### Supplied material:
┌────────

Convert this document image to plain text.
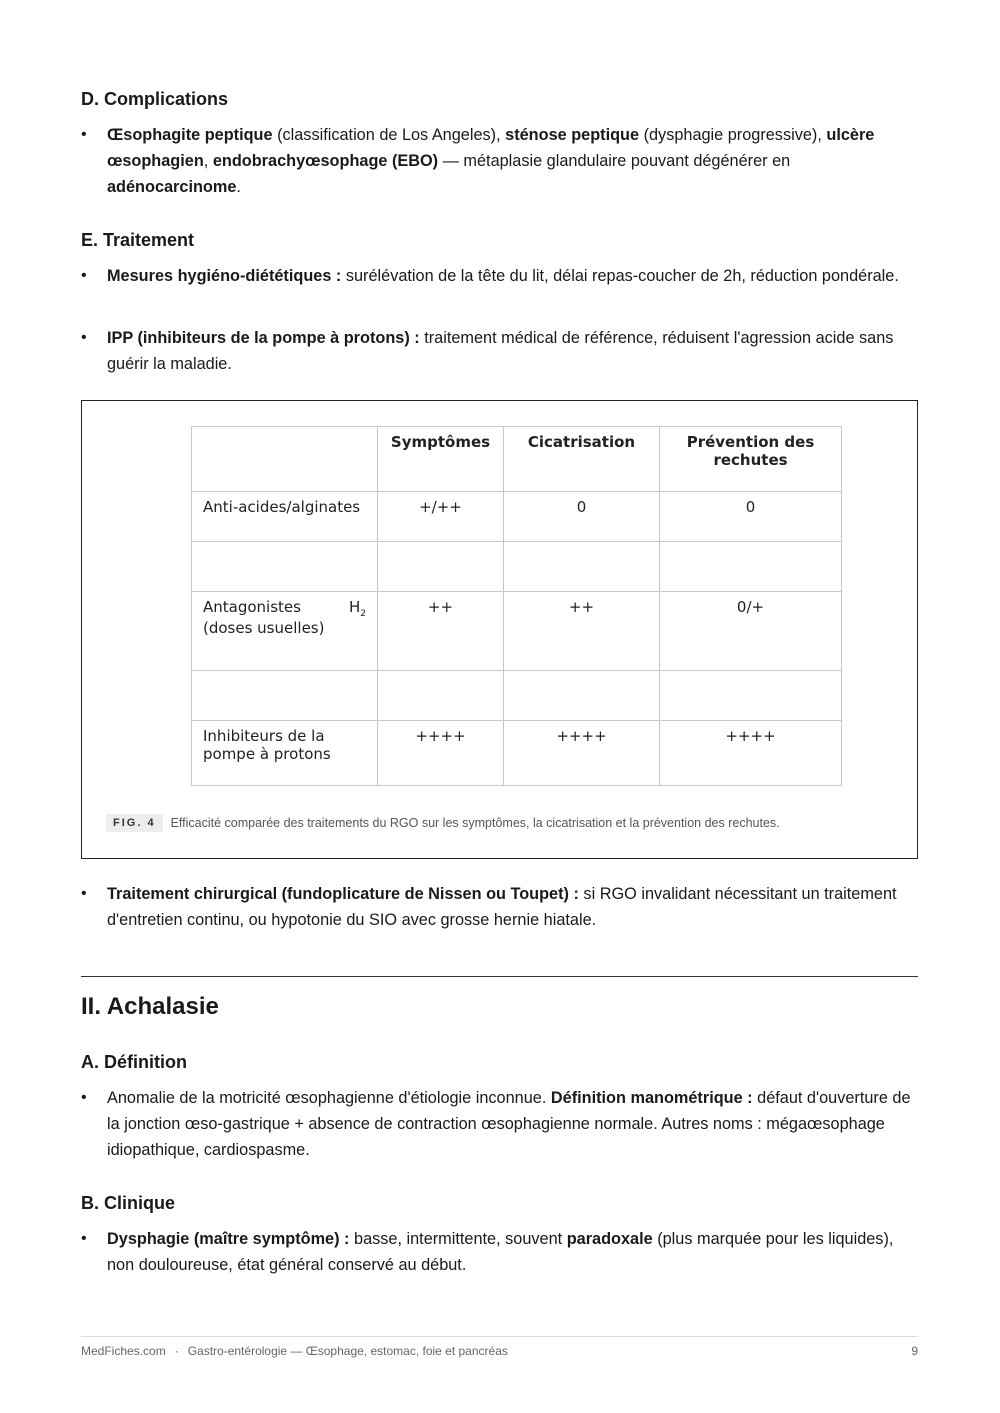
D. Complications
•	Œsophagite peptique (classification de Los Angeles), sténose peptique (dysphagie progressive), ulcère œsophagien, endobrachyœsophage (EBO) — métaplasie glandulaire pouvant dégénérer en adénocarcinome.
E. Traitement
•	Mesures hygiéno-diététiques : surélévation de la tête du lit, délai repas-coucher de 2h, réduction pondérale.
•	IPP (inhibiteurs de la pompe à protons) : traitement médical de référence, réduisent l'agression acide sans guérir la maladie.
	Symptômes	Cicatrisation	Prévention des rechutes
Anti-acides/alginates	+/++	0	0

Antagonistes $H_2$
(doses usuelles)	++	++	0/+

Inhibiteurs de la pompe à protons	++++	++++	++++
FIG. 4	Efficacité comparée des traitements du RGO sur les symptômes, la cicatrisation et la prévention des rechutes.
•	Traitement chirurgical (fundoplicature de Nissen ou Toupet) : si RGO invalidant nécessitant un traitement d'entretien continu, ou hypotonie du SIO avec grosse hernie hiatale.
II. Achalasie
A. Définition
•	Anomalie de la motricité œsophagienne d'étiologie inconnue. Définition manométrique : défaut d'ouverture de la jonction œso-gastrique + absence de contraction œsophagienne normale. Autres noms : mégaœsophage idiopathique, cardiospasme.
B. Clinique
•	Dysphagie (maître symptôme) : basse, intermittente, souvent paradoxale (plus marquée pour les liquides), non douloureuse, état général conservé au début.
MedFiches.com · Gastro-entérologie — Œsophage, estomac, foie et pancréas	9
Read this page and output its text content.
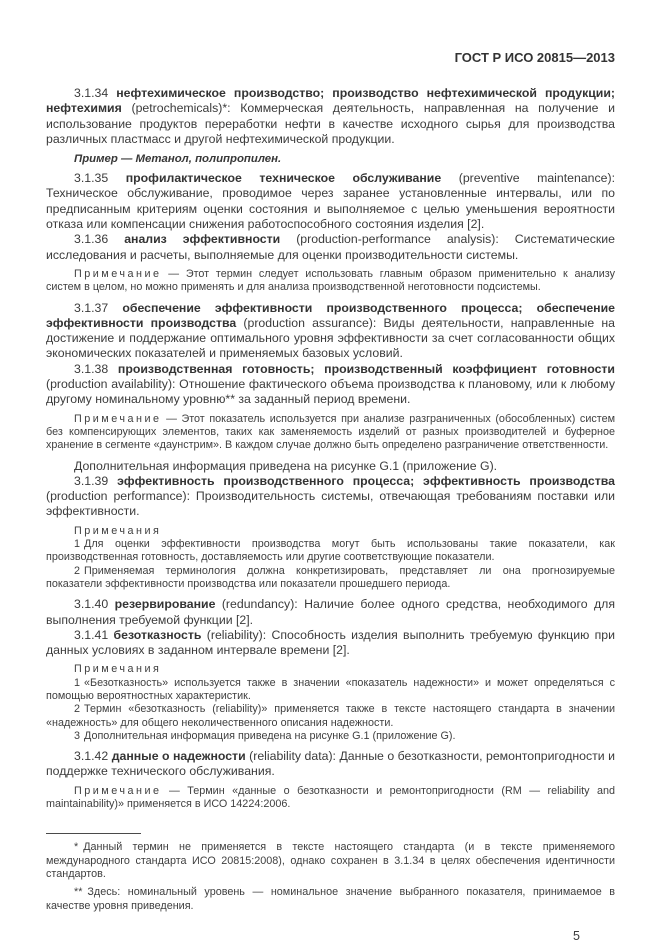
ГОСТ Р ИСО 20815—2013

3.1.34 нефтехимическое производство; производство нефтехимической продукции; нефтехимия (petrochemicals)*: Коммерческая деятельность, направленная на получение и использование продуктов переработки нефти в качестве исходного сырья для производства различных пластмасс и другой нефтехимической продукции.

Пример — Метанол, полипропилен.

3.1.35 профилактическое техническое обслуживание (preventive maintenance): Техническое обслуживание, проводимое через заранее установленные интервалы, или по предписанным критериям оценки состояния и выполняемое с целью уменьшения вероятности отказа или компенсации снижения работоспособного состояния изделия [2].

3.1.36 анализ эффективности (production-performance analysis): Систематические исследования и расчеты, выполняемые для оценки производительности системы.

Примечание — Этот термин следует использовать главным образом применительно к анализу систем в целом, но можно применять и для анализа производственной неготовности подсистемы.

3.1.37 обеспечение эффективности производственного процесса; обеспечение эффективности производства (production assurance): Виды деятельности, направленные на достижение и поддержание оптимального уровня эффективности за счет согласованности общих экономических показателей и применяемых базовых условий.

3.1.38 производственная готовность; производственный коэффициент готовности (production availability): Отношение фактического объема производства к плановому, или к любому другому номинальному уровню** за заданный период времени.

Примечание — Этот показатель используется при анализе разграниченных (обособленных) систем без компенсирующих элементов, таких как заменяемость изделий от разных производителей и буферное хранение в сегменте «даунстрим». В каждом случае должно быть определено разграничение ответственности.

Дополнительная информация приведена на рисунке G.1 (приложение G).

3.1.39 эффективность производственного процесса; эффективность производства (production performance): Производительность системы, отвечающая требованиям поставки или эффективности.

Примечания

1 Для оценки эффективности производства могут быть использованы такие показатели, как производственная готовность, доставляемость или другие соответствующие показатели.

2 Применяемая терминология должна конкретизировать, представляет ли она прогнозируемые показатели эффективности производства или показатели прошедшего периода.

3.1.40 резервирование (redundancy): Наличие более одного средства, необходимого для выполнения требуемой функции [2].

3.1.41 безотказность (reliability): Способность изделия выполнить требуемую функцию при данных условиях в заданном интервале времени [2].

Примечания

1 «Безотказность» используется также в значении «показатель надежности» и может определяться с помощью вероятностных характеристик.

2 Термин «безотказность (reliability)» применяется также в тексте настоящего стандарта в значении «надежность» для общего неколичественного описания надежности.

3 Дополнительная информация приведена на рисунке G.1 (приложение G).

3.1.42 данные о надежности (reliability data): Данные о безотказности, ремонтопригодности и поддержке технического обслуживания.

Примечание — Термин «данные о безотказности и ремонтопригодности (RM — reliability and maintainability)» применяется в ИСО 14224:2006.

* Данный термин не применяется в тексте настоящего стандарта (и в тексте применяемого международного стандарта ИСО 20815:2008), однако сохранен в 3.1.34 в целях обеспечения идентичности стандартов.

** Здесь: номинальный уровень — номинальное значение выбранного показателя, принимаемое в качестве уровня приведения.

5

└────────
┌────────

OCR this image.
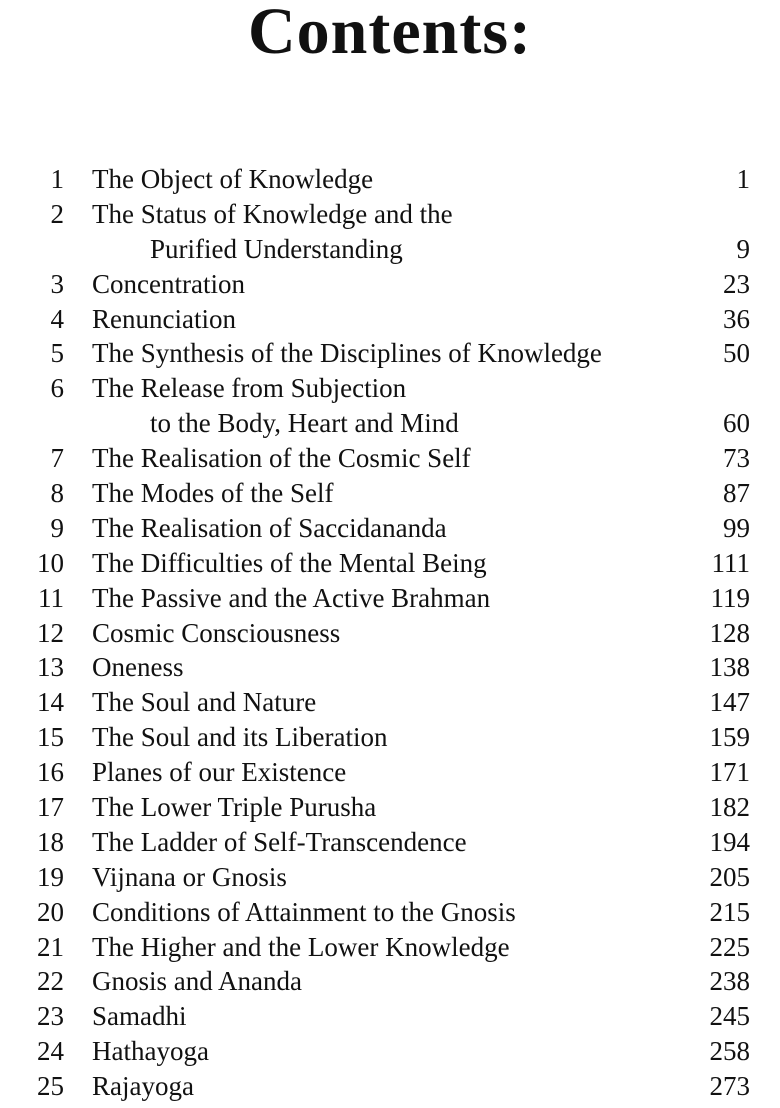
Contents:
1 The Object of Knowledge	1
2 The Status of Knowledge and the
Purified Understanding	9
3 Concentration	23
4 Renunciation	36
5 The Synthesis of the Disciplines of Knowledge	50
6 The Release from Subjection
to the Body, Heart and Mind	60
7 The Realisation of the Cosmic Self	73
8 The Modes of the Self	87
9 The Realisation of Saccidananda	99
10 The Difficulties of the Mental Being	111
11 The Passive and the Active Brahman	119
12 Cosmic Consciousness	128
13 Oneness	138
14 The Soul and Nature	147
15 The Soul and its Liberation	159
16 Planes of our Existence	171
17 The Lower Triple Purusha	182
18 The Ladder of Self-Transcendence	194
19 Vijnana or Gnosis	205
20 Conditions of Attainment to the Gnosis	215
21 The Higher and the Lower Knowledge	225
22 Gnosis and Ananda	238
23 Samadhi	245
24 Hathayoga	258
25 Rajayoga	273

└────────

### Problem details:
Show every line that contains the word "Soul".

### Full output:
14 The Soul and Nature	147
15 The Soul and its Liberation	159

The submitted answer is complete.